**Exercise**: Reproduce each line exactly. Skip none.

**Material provided**:
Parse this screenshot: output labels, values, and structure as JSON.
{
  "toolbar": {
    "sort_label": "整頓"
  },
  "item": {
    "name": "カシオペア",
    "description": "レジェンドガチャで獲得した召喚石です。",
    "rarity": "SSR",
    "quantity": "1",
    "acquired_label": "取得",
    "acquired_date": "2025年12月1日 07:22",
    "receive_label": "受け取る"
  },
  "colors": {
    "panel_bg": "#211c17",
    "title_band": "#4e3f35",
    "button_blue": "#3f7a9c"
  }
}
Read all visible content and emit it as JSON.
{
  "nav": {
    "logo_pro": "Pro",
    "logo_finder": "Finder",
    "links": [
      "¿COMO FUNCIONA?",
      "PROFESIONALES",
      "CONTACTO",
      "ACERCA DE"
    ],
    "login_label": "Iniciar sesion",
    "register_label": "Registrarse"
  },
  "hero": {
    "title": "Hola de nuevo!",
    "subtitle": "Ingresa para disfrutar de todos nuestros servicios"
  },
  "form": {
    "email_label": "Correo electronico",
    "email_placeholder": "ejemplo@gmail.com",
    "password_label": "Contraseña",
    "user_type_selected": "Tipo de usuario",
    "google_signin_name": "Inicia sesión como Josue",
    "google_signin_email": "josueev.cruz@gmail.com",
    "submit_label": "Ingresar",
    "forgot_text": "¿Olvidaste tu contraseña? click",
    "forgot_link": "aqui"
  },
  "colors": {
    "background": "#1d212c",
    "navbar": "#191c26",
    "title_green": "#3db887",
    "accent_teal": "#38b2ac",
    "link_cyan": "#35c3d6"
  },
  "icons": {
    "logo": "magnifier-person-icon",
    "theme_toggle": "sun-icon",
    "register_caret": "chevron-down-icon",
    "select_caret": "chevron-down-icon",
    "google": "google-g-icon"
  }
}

**Final result**:
Parse this screenshot: output labels, values, and structure as JSON.
{
  "toolbar": {
    "sort_label": "整頓"
  },
  "item": {
    "name": "カシオペア",
    "description": "レジェンドガチャで獲得した召喚石です。",
    "rarity": "SSR",
    "quantity": "1",
    "acquired_label": "取得",
    "acquired_date": "2025年12月1日 07:22",
    "receive_label": "受け取る"
  },
  "colors": {
    "panel_bg": "#211c17",
    "title_band": "#4e3f35",
    "button_blue": "#3f7a9c"
  }
}
Read all visible content and emit it as JSON.
{
  "nav": {
    "logo_pro": "Pro",
    "logo_finder": "Finder",
    "links": [
      "¿COMO FUNCIONA?",
      "PROFESIONALES",
      "CONTACTO",
      "ACERCA DE"
    ],
    "login_label": "Iniciar sesion",
    "register_label": "Registrarse"
  },
  "hero": {
    "title": "Hola de nuevo!",
    "subtitle": "Ingresa para disfrutar de todos nuestros servicios"
  },
  "form": {
    "email_label": "Correo electronico",
    "email_placeholder": "ejemplo@gmail.com",
    "password_label": "Contraseña",
    "user_type_selected": "Tipo de usuario",
    "google_signin_name": "Inicia sesión como Josue",
    "google_signin_email": "josueev.cruz@gmail.com",
    "submit_label": "Ingresar",
    "forgot_text": "¿Olvidaste tu contraseña? click",
    "forgot_link": "aqui"
  },
  "colors": {
    "background": "#1d212c",
    "navbar": "#191c26",
    "title_green": "#3db887",
    "accent_teal": "#38b2ac",
    "link_cyan": "#35c3d6"
  },
  "icons": {
    "logo": "magnifier-person-icon",
    "theme_toggle": "sun-icon",
    "register_caret": "chevron-down-icon",
    "select_caret": "chevron-down-icon",
    "google": "google-g-icon"
  }
}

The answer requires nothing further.